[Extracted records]
==============================

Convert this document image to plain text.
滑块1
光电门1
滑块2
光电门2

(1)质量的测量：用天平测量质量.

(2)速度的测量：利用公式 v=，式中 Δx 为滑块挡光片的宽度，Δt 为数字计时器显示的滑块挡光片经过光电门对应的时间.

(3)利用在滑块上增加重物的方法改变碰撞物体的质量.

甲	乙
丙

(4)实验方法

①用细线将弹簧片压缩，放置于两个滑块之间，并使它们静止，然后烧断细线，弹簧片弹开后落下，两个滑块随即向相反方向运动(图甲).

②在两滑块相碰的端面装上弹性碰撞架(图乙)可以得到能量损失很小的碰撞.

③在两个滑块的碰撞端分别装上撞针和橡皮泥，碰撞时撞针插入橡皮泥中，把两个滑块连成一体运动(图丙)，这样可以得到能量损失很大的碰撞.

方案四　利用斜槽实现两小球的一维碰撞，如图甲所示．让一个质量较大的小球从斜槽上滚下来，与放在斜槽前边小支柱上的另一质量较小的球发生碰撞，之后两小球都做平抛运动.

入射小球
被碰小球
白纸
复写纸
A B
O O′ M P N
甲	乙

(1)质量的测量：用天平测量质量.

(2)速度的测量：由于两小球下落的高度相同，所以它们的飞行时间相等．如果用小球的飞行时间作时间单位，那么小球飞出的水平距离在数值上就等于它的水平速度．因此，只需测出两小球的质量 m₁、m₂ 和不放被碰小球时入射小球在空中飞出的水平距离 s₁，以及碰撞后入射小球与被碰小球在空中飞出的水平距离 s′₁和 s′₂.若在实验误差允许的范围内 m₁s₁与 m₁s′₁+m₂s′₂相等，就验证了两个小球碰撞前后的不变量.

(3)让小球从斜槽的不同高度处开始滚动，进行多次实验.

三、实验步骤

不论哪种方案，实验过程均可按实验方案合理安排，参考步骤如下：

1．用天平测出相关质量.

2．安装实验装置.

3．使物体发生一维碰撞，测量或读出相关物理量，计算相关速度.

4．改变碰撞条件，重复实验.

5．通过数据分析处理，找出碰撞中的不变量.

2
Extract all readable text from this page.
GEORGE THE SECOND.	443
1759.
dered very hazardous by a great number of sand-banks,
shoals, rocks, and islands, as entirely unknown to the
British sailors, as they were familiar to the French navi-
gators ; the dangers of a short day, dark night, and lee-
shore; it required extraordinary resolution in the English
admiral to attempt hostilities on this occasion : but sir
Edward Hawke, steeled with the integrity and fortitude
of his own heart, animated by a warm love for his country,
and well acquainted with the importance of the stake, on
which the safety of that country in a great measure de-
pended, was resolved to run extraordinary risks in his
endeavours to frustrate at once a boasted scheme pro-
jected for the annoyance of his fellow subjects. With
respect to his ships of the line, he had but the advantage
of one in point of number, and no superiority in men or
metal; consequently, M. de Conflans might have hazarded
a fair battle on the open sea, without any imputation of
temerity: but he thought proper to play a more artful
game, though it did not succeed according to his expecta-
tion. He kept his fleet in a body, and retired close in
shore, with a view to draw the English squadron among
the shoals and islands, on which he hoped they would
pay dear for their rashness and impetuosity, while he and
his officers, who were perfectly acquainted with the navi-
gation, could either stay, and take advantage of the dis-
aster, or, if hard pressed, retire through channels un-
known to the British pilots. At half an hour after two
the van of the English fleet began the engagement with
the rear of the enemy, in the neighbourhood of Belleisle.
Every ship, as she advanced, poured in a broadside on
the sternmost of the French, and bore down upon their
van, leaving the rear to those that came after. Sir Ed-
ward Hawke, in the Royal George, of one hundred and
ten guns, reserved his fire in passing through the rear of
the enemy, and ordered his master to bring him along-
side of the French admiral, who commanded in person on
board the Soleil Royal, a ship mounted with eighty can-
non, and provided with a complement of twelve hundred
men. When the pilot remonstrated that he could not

==============================

Written problem =>
Check each line above for the word "that", and copy the lines where it appears.

The reply =>
which the safety of that country in a great measure de-
van, leaving the rear to those that came after. Sir Ed-
men. When the pilot remonstrated that he could not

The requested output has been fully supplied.